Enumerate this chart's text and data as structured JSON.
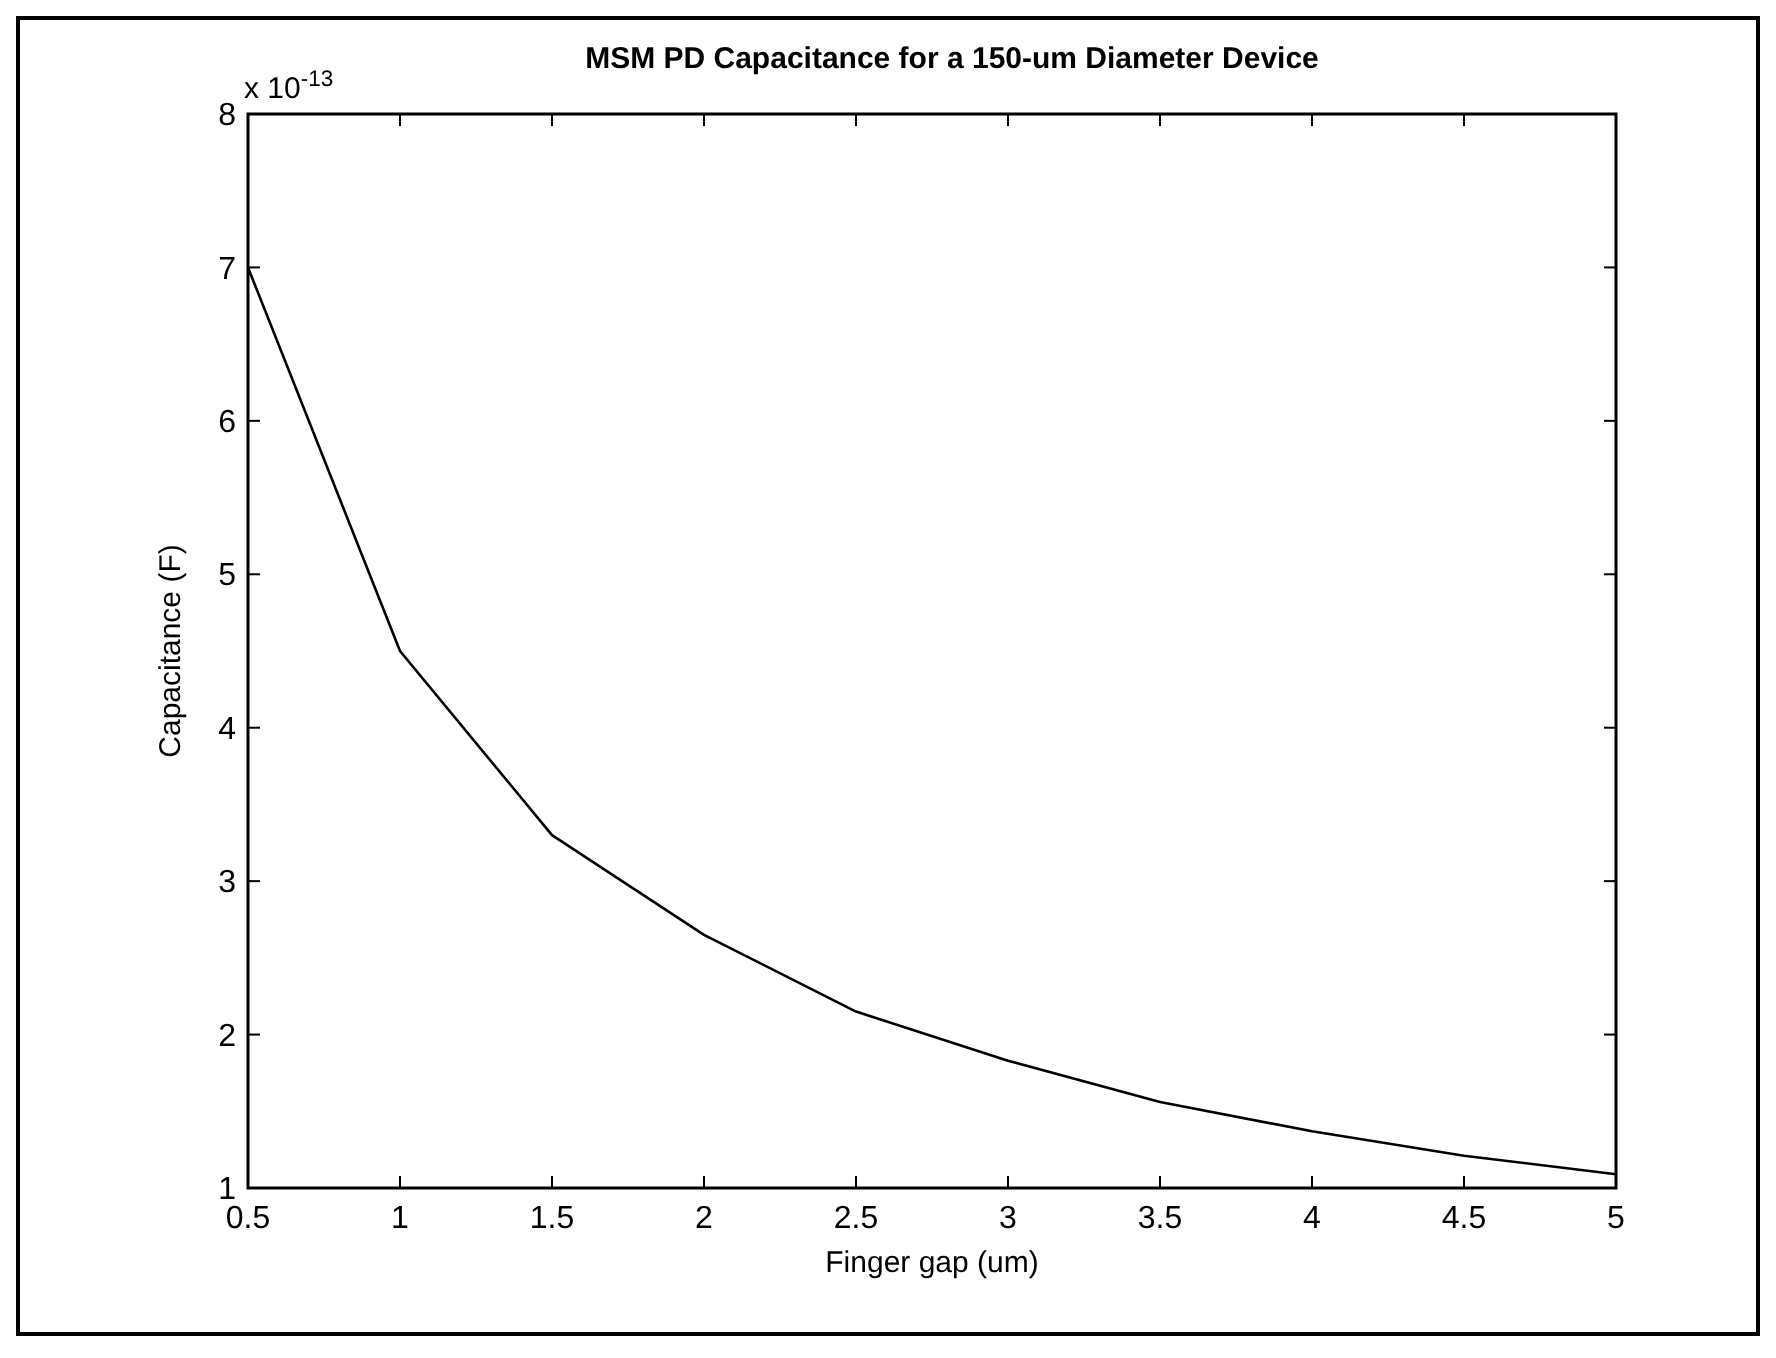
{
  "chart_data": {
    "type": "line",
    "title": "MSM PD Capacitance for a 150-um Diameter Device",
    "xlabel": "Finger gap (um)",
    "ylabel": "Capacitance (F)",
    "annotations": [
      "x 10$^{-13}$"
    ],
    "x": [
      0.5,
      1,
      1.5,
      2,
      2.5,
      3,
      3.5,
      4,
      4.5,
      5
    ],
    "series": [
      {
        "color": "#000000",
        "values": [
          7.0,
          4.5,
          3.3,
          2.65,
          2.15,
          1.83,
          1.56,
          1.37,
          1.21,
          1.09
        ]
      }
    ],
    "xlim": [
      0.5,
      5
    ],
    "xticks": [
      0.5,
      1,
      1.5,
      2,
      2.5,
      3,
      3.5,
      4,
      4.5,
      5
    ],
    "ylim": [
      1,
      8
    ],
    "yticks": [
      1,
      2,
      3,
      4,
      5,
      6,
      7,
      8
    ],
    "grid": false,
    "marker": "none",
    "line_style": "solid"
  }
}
==
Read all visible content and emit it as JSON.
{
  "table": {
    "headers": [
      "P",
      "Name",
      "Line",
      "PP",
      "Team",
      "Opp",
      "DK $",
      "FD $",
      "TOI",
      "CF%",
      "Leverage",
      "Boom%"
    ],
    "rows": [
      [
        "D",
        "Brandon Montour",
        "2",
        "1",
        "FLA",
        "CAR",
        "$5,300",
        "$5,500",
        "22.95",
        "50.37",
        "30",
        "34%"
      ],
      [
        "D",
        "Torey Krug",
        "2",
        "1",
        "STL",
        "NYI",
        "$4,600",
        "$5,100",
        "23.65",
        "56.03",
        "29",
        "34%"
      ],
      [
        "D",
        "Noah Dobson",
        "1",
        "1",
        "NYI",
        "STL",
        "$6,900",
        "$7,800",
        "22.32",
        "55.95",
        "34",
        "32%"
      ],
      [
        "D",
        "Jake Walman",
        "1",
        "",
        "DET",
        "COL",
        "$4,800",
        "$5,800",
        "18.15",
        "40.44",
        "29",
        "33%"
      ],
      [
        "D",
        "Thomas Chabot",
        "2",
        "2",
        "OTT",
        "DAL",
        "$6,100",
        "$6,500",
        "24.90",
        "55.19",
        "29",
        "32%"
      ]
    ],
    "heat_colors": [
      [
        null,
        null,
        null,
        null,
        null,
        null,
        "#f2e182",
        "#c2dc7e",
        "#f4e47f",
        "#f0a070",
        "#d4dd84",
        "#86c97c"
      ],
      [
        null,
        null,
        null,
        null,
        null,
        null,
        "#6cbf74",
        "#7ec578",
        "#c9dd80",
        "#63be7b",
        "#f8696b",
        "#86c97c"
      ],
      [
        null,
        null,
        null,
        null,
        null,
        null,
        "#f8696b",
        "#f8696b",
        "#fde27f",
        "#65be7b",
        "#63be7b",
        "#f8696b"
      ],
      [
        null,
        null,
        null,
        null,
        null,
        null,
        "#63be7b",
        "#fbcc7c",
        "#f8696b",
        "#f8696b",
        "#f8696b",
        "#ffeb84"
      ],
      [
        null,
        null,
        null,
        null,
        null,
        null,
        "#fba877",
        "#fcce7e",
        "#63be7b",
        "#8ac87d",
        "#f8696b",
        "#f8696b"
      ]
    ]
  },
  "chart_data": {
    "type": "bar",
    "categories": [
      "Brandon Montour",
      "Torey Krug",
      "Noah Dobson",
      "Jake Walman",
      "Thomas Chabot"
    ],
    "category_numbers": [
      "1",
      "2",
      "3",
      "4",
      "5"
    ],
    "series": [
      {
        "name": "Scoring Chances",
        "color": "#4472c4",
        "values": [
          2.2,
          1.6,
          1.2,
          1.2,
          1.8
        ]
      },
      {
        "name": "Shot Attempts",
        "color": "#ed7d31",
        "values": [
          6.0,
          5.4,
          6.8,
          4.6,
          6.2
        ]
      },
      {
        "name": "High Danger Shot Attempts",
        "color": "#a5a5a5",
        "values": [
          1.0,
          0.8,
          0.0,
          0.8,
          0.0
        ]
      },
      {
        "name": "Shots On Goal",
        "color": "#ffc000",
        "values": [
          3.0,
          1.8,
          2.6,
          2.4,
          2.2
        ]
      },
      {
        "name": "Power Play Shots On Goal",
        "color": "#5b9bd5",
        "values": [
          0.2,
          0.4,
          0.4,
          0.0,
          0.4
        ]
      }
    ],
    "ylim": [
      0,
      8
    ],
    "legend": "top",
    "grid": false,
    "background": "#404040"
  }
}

> What is expected:
Above are records; say how many of their lines contain the word "Goal", giving only the number.

> Solution to this task:
2